Set down the records once more, please, exactly and with the pictures left out.
— Begin Data provided —
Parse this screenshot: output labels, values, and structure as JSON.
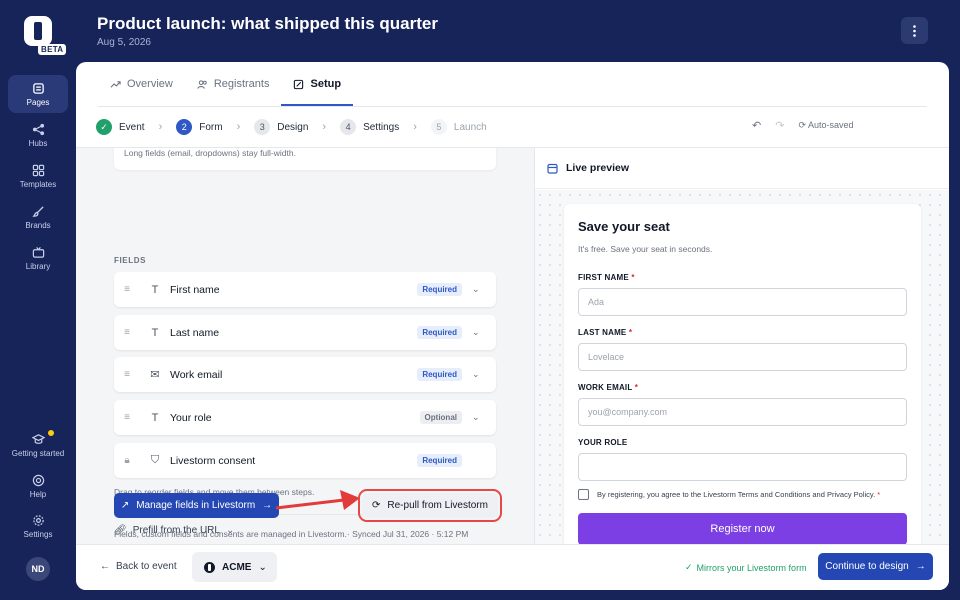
{
  "rail": {
    "beta": "BETA",
    "items": [
      {
        "label": "Pages",
        "icon": "pages-icon"
      },
      {
        "label": "Hubs",
        "icon": "share-icon"
      },
      {
        "label": "Templates",
        "icon": "grid-icon"
      },
      {
        "label": "Brands",
        "icon": "brush-icon"
      },
      {
        "label": "Library",
        "icon": "tv-icon"
      },
      {
        "label": "Getting started",
        "icon": "cap-icon"
      },
      {
        "label": "Help",
        "icon": "help-icon"
      },
      {
        "label": "Settings",
        "icon": "gear-icon"
      }
    ],
    "avatar": "ND"
  },
  "header": {
    "title": "Product launch: what shipped this quarter",
    "date": "Aug 5, 2026"
  },
  "tabs": [
    {
      "label": "Overview",
      "icon": "trend-icon"
    },
    {
      "label": "Registrants",
      "icon": "users-icon"
    },
    {
      "label": "Setup",
      "icon": "edit-icon",
      "active": true
    }
  ],
  "steps": [
    {
      "num": "✓",
      "label": "Event",
      "state": "done"
    },
    {
      "num": "2",
      "label": "Form",
      "state": "current"
    },
    {
      "num": "3",
      "label": "Design",
      "state": "todo"
    },
    {
      "num": "4",
      "label": "Settings",
      "state": "todo"
    },
    {
      "num": "5",
      "label": "Launch",
      "state": "muted"
    }
  ],
  "toolbar": {
    "autosaved": "Auto-saved"
  },
  "left": {
    "prev_note": "Long fields (email, dropdowns) stay full-width.",
    "fields_label": "FIELDS",
    "fields": [
      {
        "name": "First name",
        "badge": "Required",
        "type_icon": "T"
      },
      {
        "name": "Last name",
        "badge": "Required",
        "type_icon": "T"
      },
      {
        "name": "Work email",
        "badge": "Required",
        "type_icon": "✉"
      },
      {
        "name": "Your role",
        "badge": "Optional",
        "type_icon": "T"
      },
      {
        "name": "Livestorm consent",
        "badge": "Required",
        "type_icon": "⛉"
      }
    ],
    "hint": "Drag to reorder fields and move them between steps.",
    "prefill": "Prefill from the URL",
    "manage_button": "Manage fields in Livestorm",
    "repull_button": "Re-pull from Livestorm",
    "managed_note": "Fields, custom fields and consents are managed in Livestorm.· Synced Jul 31, 2026 · 5:12 PM"
  },
  "preview": {
    "header": "Live preview",
    "title": "Save your seat",
    "subtitle": "It's free. Save your seat in seconds.",
    "fields": [
      {
        "label": "FIRST NAME",
        "required": "*",
        "placeholder": "Ada"
      },
      {
        "label": "LAST NAME",
        "required": "*",
        "placeholder": "Lovelace"
      },
      {
        "label": "WORK EMAIL",
        "required": "*",
        "placeholder": "you@company.com"
      },
      {
        "label": "YOUR ROLE",
        "required": "",
        "placeholder": ""
      }
    ],
    "consent": "By registering, you agree to the Livestorm Terms and Conditions and Privacy Policy.",
    "consent_req": "*",
    "register": "Register now"
  },
  "footer": {
    "back": "Back to event",
    "org": "ACME",
    "mirrors": "Mirrors your Livestorm form",
    "continue": "Continue to design"
  }
}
— End Data provided —
Full answer.
Parse this screenshot: output labels, values, and structure as JSON.
{
  "rail": {
    "beta": "BETA",
    "items": [
      {
        "label": "Pages",
        "icon": "pages-icon"
      },
      {
        "label": "Hubs",
        "icon": "share-icon"
      },
      {
        "label": "Templates",
        "icon": "grid-icon"
      },
      {
        "label": "Brands",
        "icon": "brush-icon"
      },
      {
        "label": "Library",
        "icon": "tv-icon"
      },
      {
        "label": "Getting started",
        "icon": "cap-icon"
      },
      {
        "label": "Help",
        "icon": "help-icon"
      },
      {
        "label": "Settings",
        "icon": "gear-icon"
      }
    ],
    "avatar": "ND"
  },
  "header": {
    "title": "Product launch: what shipped this quarter",
    "date": "Aug 5, 2026"
  },
  "tabs": [
    {
      "label": "Overview",
      "icon": "trend-icon"
    },
    {
      "label": "Registrants",
      "icon": "users-icon"
    },
    {
      "label": "Setup",
      "icon": "edit-icon",
      "active": true
    }
  ],
  "steps": [
    {
      "num": "✓",
      "label": "Event",
      "state": "done"
    },
    {
      "num": "2",
      "label": "Form",
      "state": "current"
    },
    {
      "num": "3",
      "label": "Design",
      "state": "todo"
    },
    {
      "num": "4",
      "label": "Settings",
      "state": "todo"
    },
    {
      "num": "5",
      "label": "Launch",
      "state": "muted"
    }
  ],
  "toolbar": {
    "autosaved": "Auto-saved"
  },
  "left": {
    "prev_note": "Long fields (email, dropdowns) stay full-width.",
    "fields_label": "FIELDS",
    "fields": [
      {
        "name": "First name",
        "badge": "Required",
        "type_icon": "T"
      },
      {
        "name": "Last name",
        "badge": "Required",
        "type_icon": "T"
      },
      {
        "name": "Work email",
        "badge": "Required",
        "type_icon": "✉"
      },
      {
        "name": "Your role",
        "badge": "Optional",
        "type_icon": "T"
      },
      {
        "name": "Livestorm consent",
        "badge": "Required",
        "type_icon": "⛉"
      }
    ],
    "hint": "Drag to reorder fields and move them between steps.",
    "prefill": "Prefill from the URL",
    "manage_button": "Manage fields in Livestorm",
    "repull_button": "Re-pull from Livestorm",
    "managed_note": "Fields, custom fields and consents are managed in Livestorm.· Synced Jul 31, 2026 · 5:12 PM"
  },
  "preview": {
    "header": "Live preview",
    "title": "Save your seat",
    "subtitle": "It's free. Save your seat in seconds.",
    "fields": [
      {
        "label": "FIRST NAME",
        "required": "*",
        "placeholder": "Ada"
      },
      {
        "label": "LAST NAME",
        "required": "*",
        "placeholder": "Lovelace"
      },
      {
        "label": "WORK EMAIL",
        "required": "*",
        "placeholder": "you@company.com"
      },
      {
        "label": "YOUR ROLE",
        "required": "",
        "placeholder": ""
      }
    ],
    "consent": "By registering, you agree to the Livestorm Terms and Conditions and Privacy Policy.",
    "consent_req": "*",
    "register": "Register now"
  },
  "footer": {
    "back": "Back to event",
    "org": "ACME",
    "mirrors": "Mirrors your Livestorm form",
    "continue": "Continue to design"
  }
}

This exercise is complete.